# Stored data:
-=-=-=-=-

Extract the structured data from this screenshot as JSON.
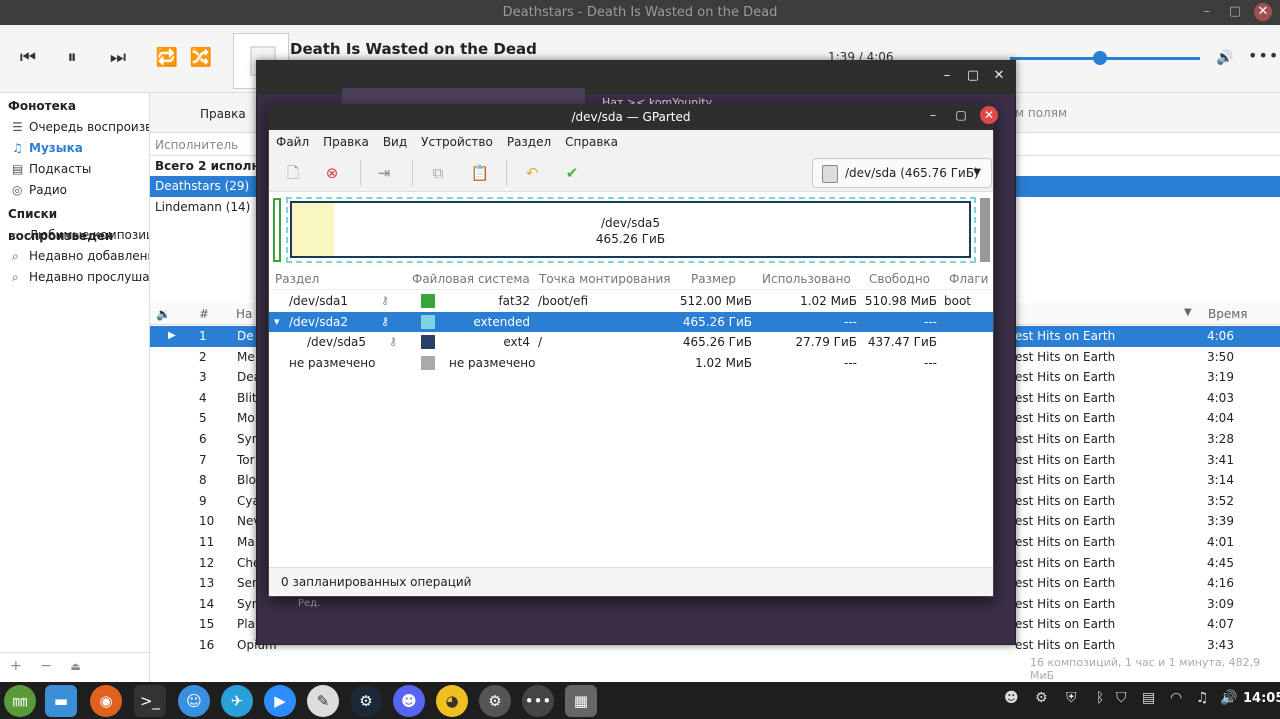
{
  "player": {
    "window_title": "Deathstars - Death Is Wasted on the Dead",
    "track_title": "Death Is Wasted on the Dead",
    "time": "1:39 / 4:06",
    "progress": 0.4
  },
  "sidebar": {
    "library_heading": "Фонотека",
    "library_items": [
      {
        "label": "Очередь воспроизв.",
        "icon": "queue-icon"
      },
      {
        "label": "Музыка",
        "icon": "music-note-icon"
      },
      {
        "label": "Подкасты",
        "icon": "podcast-icon"
      },
      {
        "label": "Радио",
        "icon": "radio-icon"
      }
    ],
    "playlists_heading": "Списки воспроизведен",
    "playlist_items": [
      {
        "label": "Любимые композиц",
        "icon": "search-icon"
      },
      {
        "label": "Недавно добавленн",
        "icon": "search-icon"
      },
      {
        "label": "Недавно прослушан",
        "icon": "search-icon"
      }
    ],
    "footer_add": "+",
    "footer_remove": "−",
    "footer_eject": "⏏"
  },
  "browser": {
    "edit_label": "Правка",
    "fields_label": "м полям",
    "artist_column": "Исполнитель",
    "artists": [
      {
        "label": "Всего 2 исполнит",
        "bold": true,
        "selected": false
      },
      {
        "label": "Deathstars (29)",
        "bold": false,
        "selected": true
      },
      {
        "label": "Lindemann (14)",
        "bold": false,
        "selected": false
      }
    ],
    "tracks_header": {
      "num": "#",
      "title": "На",
      "time": "Время"
    },
    "tracks": [
      {
        "num": "1",
        "title": "De",
        "album": "est Hits on Earth",
        "time": "4:06",
        "playing": true
      },
      {
        "num": "2",
        "title": "Me",
        "album": "est Hits on Earth",
        "time": "3:50"
      },
      {
        "num": "3",
        "title": "Dea",
        "album": "est Hits on Earth",
        "time": "3:19"
      },
      {
        "num": "4",
        "title": "Blit",
        "album": "est Hits on Earth",
        "time": "4:03"
      },
      {
        "num": "5",
        "title": "Mo",
        "album": "est Hits on Earth",
        "time": "4:04"
      },
      {
        "num": "6",
        "title": "Syn",
        "album": "est Hits on Earth",
        "time": "3:28"
      },
      {
        "num": "7",
        "title": "Tor",
        "album": "est Hits on Earth",
        "time": "3:41"
      },
      {
        "num": "8",
        "title": "Blo",
        "album": "est Hits on Earth",
        "time": "3:14"
      },
      {
        "num": "9",
        "title": "Cya",
        "album": "est Hits on Earth",
        "time": "3:52"
      },
      {
        "num": "10",
        "title": "Nev",
        "album": "est Hits on Earth",
        "time": "3:39"
      },
      {
        "num": "11",
        "title": "Ma",
        "album": "est Hits on Earth",
        "time": "4:01"
      },
      {
        "num": "12",
        "title": "Che",
        "album": "est Hits on Earth",
        "time": "4:45"
      },
      {
        "num": "13",
        "title": "Sen",
        "album": "est Hits on Earth",
        "time": "4:16"
      },
      {
        "num": "14",
        "title": "Syn",
        "album": "est Hits on Earth",
        "time": "3:09"
      },
      {
        "num": "15",
        "title": "Pla",
        "album": "est Hits on Earth",
        "time": "4:07"
      },
      {
        "num": "16",
        "title": "Opium",
        "album": "est Hits on Earth",
        "time": "3:43"
      }
    ],
    "status": "16 композиций, 1 час и 1 минута, 482,9 МиБ"
  },
  "bg_window": {
    "text": "Нат >< komYounity",
    "label": "Ред."
  },
  "gparted": {
    "title": "/dev/sda — GParted",
    "menu": [
      "Файл",
      "Правка",
      "Вид",
      "Устройство",
      "Раздел",
      "Справка"
    ],
    "device": "/dev/sda (465.76 ГиБ)",
    "map_label": "/dev/sda5",
    "map_size": "465.26 ГиБ",
    "columns": {
      "partition": "Раздел",
      "fs": "Файловая система",
      "mount": "Точка монтирования",
      "size": "Размер",
      "used": "Использовано",
      "free": "Свободно",
      "flags": "Флаги"
    },
    "rows": [
      {
        "partition": "/dev/sda1",
        "fs": "fat32",
        "mount": "/boot/efi",
        "size": "512.00 МиБ",
        "used": "1.02 МиБ",
        "free": "510.98 МиБ",
        "flags": "boot",
        "color": "#3aa43a",
        "key": true,
        "indent": 0
      },
      {
        "partition": "/dev/sda2",
        "fs": "extended",
        "mount": "",
        "size": "465.26 ГиБ",
        "used": "---",
        "free": "---",
        "flags": "",
        "color": "#7fd4e4",
        "key": true,
        "indent": 0,
        "selected": true,
        "expander": "▾"
      },
      {
        "partition": "/dev/sda5",
        "fs": "ext4",
        "mount": "/",
        "size": "465.26 ГиБ",
        "used": "27.79 ГиБ",
        "free": "437.47 ГиБ",
        "flags": "",
        "color": "#2a3f66",
        "key": true,
        "indent": 1
      },
      {
        "partition": "не размечено",
        "fs": "не размечено",
        "mount": "",
        "size": "1.02 МиБ",
        "used": "---",
        "free": "---",
        "flags": "",
        "color": "#aaaaaa",
        "key": false,
        "indent": 0
      }
    ],
    "status": "0 запланированных операций"
  },
  "taskbar": {
    "clock": "14:05"
  }
}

-=-=-=-=-

# Task description:
Omitting all images, print the listing exactly.

# Task answer:
Extract the structured data from this screenshot as JSON.
{
  "player": {
    "window_title": "Deathstars - Death Is Wasted on the Dead",
    "track_title": "Death Is Wasted on the Dead",
    "time": "1:39 / 4:06",
    "progress": 0.4
  },
  "sidebar": {
    "library_heading": "Фонотека",
    "library_items": [
      {
        "label": "Очередь воспроизв.",
        "icon": "queue-icon"
      },
      {
        "label": "Музыка",
        "icon": "music-note-icon"
      },
      {
        "label": "Подкасты",
        "icon": "podcast-icon"
      },
      {
        "label": "Радио",
        "icon": "radio-icon"
      }
    ],
    "playlists_heading": "Списки воспроизведен",
    "playlist_items": [
      {
        "label": "Любимые композиц",
        "icon": "search-icon"
      },
      {
        "label": "Недавно добавленн",
        "icon": "search-icon"
      },
      {
        "label": "Недавно прослушан",
        "icon": "search-icon"
      }
    ],
    "footer_add": "+",
    "footer_remove": "−",
    "footer_eject": "⏏"
  },
  "browser": {
    "edit_label": "Правка",
    "fields_label": "м полям",
    "artist_column": "Исполнитель",
    "artists": [
      {
        "label": "Всего 2 исполнит",
        "bold": true,
        "selected": false
      },
      {
        "label": "Deathstars (29)",
        "bold": false,
        "selected": true
      },
      {
        "label": "Lindemann (14)",
        "bold": false,
        "selected": false
      }
    ],
    "tracks_header": {
      "num": "#",
      "title": "На",
      "time": "Время"
    },
    "tracks": [
      {
        "num": "1",
        "title": "De",
        "album": "est Hits on Earth",
        "time": "4:06",
        "playing": true
      },
      {
        "num": "2",
        "title": "Me",
        "album": "est Hits on Earth",
        "time": "3:50"
      },
      {
        "num": "3",
        "title": "Dea",
        "album": "est Hits on Earth",
        "time": "3:19"
      },
      {
        "num": "4",
        "title": "Blit",
        "album": "est Hits on Earth",
        "time": "4:03"
      },
      {
        "num": "5",
        "title": "Mo",
        "album": "est Hits on Earth",
        "time": "4:04"
      },
      {
        "num": "6",
        "title": "Syn",
        "album": "est Hits on Earth",
        "time": "3:28"
      },
      {
        "num": "7",
        "title": "Tor",
        "album": "est Hits on Earth",
        "time": "3:41"
      },
      {
        "num": "8",
        "title": "Blo",
        "album": "est Hits on Earth",
        "time": "3:14"
      },
      {
        "num": "9",
        "title": "Cya",
        "album": "est Hits on Earth",
        "time": "3:52"
      },
      {
        "num": "10",
        "title": "Nev",
        "album": "est Hits on Earth",
        "time": "3:39"
      },
      {
        "num": "11",
        "title": "Ma",
        "album": "est Hits on Earth",
        "time": "4:01"
      },
      {
        "num": "12",
        "title": "Che",
        "album": "est Hits on Earth",
        "time": "4:45"
      },
      {
        "num": "13",
        "title": "Sen",
        "album": "est Hits on Earth",
        "time": "4:16"
      },
      {
        "num": "14",
        "title": "Syn",
        "album": "est Hits on Earth",
        "time": "3:09"
      },
      {
        "num": "15",
        "title": "Pla",
        "album": "est Hits on Earth",
        "time": "4:07"
      },
      {
        "num": "16",
        "title": "Opium",
        "album": "est Hits on Earth",
        "time": "3:43"
      }
    ],
    "status": "16 композиций, 1 час и 1 минута, 482,9 МиБ"
  },
  "bg_window": {
    "text": "Нат >< komYounity",
    "label": "Ред."
  },
  "gparted": {
    "title": "/dev/sda — GParted",
    "menu": [
      "Файл",
      "Правка",
      "Вид",
      "Устройство",
      "Раздел",
      "Справка"
    ],
    "device": "/dev/sda (465.76 ГиБ)",
    "map_label": "/dev/sda5",
    "map_size": "465.26 ГиБ",
    "columns": {
      "partition": "Раздел",
      "fs": "Файловая система",
      "mount": "Точка монтирования",
      "size": "Размер",
      "used": "Использовано",
      "free": "Свободно",
      "flags": "Флаги"
    },
    "rows": [
      {
        "partition": "/dev/sda1",
        "fs": "fat32",
        "mount": "/boot/efi",
        "size": "512.00 МиБ",
        "used": "1.02 МиБ",
        "free": "510.98 МиБ",
        "flags": "boot",
        "color": "#3aa43a",
        "key": true,
        "indent": 0
      },
      {
        "partition": "/dev/sda2",
        "fs": "extended",
        "mount": "",
        "size": "465.26 ГиБ",
        "used": "---",
        "free": "---",
        "flags": "",
        "color": "#7fd4e4",
        "key": true,
        "indent": 0,
        "selected": true,
        "expander": "▾"
      },
      {
        "partition": "/dev/sda5",
        "fs": "ext4",
        "mount": "/",
        "size": "465.26 ГиБ",
        "used": "27.79 ГиБ",
        "free": "437.47 ГиБ",
        "flags": "",
        "color": "#2a3f66",
        "key": true,
        "indent": 1
      },
      {
        "partition": "не размечено",
        "fs": "не размечено",
        "mount": "",
        "size": "1.02 МиБ",
        "used": "---",
        "free": "---",
        "flags": "",
        "color": "#aaaaaa",
        "key": false,
        "indent": 0
      }
    ],
    "status": "0 запланированных операций"
  },
  "taskbar": {
    "clock": "14:05"
  }
}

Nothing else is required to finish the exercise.